*GIVEN PROBLEM*
Copy out all the entries exactly.

---------- TASK INPUT

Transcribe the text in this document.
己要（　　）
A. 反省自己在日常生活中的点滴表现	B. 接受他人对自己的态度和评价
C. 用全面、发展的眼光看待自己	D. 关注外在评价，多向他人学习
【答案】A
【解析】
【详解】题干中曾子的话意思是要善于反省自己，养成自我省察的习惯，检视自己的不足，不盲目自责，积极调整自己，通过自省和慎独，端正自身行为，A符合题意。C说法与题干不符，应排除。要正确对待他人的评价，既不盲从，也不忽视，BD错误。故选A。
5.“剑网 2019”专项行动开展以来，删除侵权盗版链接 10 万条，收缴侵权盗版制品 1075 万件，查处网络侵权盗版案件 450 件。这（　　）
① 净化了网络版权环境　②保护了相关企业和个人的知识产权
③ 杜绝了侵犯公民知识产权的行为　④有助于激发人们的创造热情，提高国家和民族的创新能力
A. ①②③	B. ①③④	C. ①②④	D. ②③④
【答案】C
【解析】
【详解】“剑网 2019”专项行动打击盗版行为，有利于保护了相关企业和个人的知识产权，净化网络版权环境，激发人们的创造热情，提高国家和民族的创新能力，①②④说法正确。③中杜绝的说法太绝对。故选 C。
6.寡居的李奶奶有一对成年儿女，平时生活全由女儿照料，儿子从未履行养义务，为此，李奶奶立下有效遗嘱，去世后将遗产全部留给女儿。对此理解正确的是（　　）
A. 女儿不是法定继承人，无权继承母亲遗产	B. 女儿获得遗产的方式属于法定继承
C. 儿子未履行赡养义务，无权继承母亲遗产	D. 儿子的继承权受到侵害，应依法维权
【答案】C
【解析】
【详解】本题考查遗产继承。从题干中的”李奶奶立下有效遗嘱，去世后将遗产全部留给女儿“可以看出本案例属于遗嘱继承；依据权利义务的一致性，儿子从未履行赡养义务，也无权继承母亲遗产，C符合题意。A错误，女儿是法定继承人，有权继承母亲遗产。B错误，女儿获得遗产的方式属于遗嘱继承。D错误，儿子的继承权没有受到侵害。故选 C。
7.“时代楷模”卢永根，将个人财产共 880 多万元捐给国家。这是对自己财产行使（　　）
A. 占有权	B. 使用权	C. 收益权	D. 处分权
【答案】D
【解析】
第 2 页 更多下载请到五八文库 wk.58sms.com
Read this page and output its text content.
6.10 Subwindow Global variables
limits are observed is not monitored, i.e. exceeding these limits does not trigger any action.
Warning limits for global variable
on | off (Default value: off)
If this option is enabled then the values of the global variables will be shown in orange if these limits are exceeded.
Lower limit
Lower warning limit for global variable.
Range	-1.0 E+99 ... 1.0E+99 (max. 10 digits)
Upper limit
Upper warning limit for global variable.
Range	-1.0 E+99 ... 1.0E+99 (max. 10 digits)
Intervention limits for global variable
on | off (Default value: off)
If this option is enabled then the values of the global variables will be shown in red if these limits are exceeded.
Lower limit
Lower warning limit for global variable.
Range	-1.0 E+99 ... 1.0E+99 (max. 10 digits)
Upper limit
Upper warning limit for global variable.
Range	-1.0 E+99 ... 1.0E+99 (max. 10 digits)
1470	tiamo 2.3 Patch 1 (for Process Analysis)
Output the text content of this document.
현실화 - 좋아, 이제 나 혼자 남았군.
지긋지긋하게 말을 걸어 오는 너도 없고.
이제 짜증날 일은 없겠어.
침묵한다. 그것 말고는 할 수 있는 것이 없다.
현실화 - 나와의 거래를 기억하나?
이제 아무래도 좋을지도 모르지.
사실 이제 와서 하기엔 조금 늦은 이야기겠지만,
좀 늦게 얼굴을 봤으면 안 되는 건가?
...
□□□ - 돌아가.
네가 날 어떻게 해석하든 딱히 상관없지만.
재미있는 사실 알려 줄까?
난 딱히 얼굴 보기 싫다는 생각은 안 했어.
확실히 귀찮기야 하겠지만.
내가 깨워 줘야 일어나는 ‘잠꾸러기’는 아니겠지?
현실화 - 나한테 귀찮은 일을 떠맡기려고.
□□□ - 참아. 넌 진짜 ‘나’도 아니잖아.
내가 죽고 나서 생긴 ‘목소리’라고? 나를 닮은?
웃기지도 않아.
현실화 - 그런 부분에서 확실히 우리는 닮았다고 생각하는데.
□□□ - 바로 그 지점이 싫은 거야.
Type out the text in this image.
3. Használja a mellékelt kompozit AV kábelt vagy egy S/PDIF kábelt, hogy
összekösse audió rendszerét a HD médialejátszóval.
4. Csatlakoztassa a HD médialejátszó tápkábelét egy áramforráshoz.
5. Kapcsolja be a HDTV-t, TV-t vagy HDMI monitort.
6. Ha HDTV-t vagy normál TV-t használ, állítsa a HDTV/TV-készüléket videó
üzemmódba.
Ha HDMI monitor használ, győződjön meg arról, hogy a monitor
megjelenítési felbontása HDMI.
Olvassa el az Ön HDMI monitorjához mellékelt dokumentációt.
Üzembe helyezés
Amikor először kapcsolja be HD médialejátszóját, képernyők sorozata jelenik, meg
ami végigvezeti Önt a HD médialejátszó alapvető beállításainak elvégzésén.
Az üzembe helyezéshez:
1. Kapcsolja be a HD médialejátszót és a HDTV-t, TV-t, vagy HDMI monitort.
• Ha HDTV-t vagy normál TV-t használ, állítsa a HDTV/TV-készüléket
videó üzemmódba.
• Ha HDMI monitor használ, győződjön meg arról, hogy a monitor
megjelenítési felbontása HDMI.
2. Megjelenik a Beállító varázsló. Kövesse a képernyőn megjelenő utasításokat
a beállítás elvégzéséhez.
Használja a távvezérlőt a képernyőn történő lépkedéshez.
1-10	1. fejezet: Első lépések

--------------------

*RESULT OF THIS TASK*
Transcribe the text in this document.
己要（　　）
A. 反省自己在日常生活中的点滴表现	B. 接受他人对自己的态度和评价
C. 用全面、发展的眼光看待自己	D. 关注外在评价，多向他人学习
【答案】A
【解析】
【详解】题干中曾子的话意思是要善于反省自己，养成自我省察的习惯，检视自己的不足，不盲目自责，积极调整自己，通过自省和慎独，端正自身行为，A符合题意。C说法与题干不符，应排除。要正确对待他人的评价，既不盲从，也不忽视，BD错误。故选A。
5.“剑网 2019”专项行动开展以来，删除侵权盗版链接 10 万条，收缴侵权盗版制品 1075 万件，查处网络侵权盗版案件 450 件。这（　　）
① 净化了网络版权环境　②保护了相关企业和个人的知识产权
③ 杜绝了侵犯公民知识产权的行为　④有助于激发人们的创造热情，提高国家和民族的创新能力
A. ①②③	B. ①③④	C. ①②④	D. ②③④
【答案】C
【解析】
【详解】“剑网 2019”专项行动打击盗版行为，有利于保护了相关企业和个人的知识产权，净化网络版权环境，激发人们的创造热情，提高国家和民族的创新能力，①②④说法正确。③中杜绝的说法太绝对。故选 C。
6.寡居的李奶奶有一对成年儿女，平时生活全由女儿照料，儿子从未履行养义务，为此，李奶奶立下有效遗嘱，去世后将遗产全部留给女儿。对此理解正确的是（　　）
A. 女儿不是法定继承人，无权继承母亲遗产	B. 女儿获得遗产的方式属于法定继承
C. 儿子未履行赡养义务，无权继承母亲遗产	D. 儿子的继承权受到侵害，应依法维权
【答案】C
【解析】
【详解】本题考查遗产继承。从题干中的”李奶奶立下有效遗嘱，去世后将遗产全部留给女儿“可以看出本案例属于遗嘱继承；依据权利义务的一致性，儿子从未履行赡养义务，也无权继承母亲遗产，C符合题意。A错误，女儿是法定继承人，有权继承母亲遗产。B错误，女儿获得遗产的方式属于遗嘱继承。D错误，儿子的继承权没有受到侵害。故选 C。
7.“时代楷模”卢永根，将个人财产共 880 多万元捐给国家。这是对自己财产行使（　　）
A. 占有权	B. 使用权	C. 收益权	D. 处分权
【答案】D
【解析】
第 2 页 更多下载请到五八文库 wk.58sms.com
Read this page and output its text content.
6.10 Subwindow Global variables
limits are observed is not monitored, i.e. exceeding these limits does not trigger any action.
Warning limits for global variable
on | off (Default value: off)
If this option is enabled then the values of the global variables will be shown in orange if these limits are exceeded.
Lower limit
Lower warning limit for global variable.
Range	-1.0 E+99 ... 1.0E+99 (max. 10 digits)
Upper limit
Upper warning limit for global variable.
Range	-1.0 E+99 ... 1.0E+99 (max. 10 digits)
Intervention limits for global variable
on | off (Default value: off)
If this option is enabled then the values of the global variables will be shown in red if these limits are exceeded.
Lower limit
Lower warning limit for global variable.
Range	-1.0 E+99 ... 1.0E+99 (max. 10 digits)
Upper limit
Upper warning limit for global variable.
Range	-1.0 E+99 ... 1.0E+99 (max. 10 digits)
1470	tiamo 2.3 Patch 1 (for Process Analysis)
Output the text content of this document.
현실화 - 좋아, 이제 나 혼자 남았군.
지긋지긋하게 말을 걸어 오는 너도 없고.
이제 짜증날 일은 없겠어.
침묵한다. 그것 말고는 할 수 있는 것이 없다.
현실화 - 나와의 거래를 기억하나?
이제 아무래도 좋을지도 모르지.
사실 이제 와서 하기엔 조금 늦은 이야기겠지만,
좀 늦게 얼굴을 봤으면 안 되는 건가?
...
□□□ - 돌아가.
네가 날 어떻게 해석하든 딱히 상관없지만.
재미있는 사실 알려 줄까?
난 딱히 얼굴 보기 싫다는 생각은 안 했어.
확실히 귀찮기야 하겠지만.
내가 깨워 줘야 일어나는 ‘잠꾸러기’는 아니겠지?
현실화 - 나한테 귀찮은 일을 떠맡기려고.
□□□ - 참아. 넌 진짜 ‘나’도 아니잖아.
내가 죽고 나서 생긴 ‘목소리’라고? 나를 닮은?
웃기지도 않아.
현실화 - 그런 부분에서 확실히 우리는 닮았다고 생각하는데.
□□□ - 바로 그 지점이 싫은 거야.
Type out the text in this image.
3. Használja a mellékelt kompozit AV kábelt vagy egy S/PDIF kábelt, hogy
összekösse audió rendszerét a HD médialejátszóval.
4. Csatlakoztassa a HD médialejátszó tápkábelét egy áramforráshoz.
5. Kapcsolja be a HDTV-t, TV-t vagy HDMI monitort.
6. Ha HDTV-t vagy normál TV-t használ, állítsa a HDTV/TV-készüléket videó
üzemmódba.
Ha HDMI monitor használ, győződjön meg arról, hogy a monitor
megjelenítési felbontása HDMI.
Olvassa el az Ön HDMI monitorjához mellékelt dokumentációt.
Üzembe helyezés
Amikor először kapcsolja be HD médialejátszóját, képernyők sorozata jelenik, meg
ami végigvezeti Önt a HD médialejátszó alapvető beállításainak elvégzésén.
Az üzembe helyezéshez:
1. Kapcsolja be a HD médialejátszót és a HDTV-t, TV-t, vagy HDMI monitort.
• Ha HDTV-t vagy normál TV-t használ, állítsa a HDTV/TV-készüléket
videó üzemmódba.
• Ha HDMI monitor használ, győződjön meg arról, hogy a monitor
megjelenítési felbontása HDMI.
2. Megjelenik a Beállító varázsló. Kövesse a képernyőn megjelenő utasításokat
a beállítás elvégzéséhez.
Használja a távvezérlőt a képernyőn történő lépkedéshez.
1-10	1. fejezet: Első lépések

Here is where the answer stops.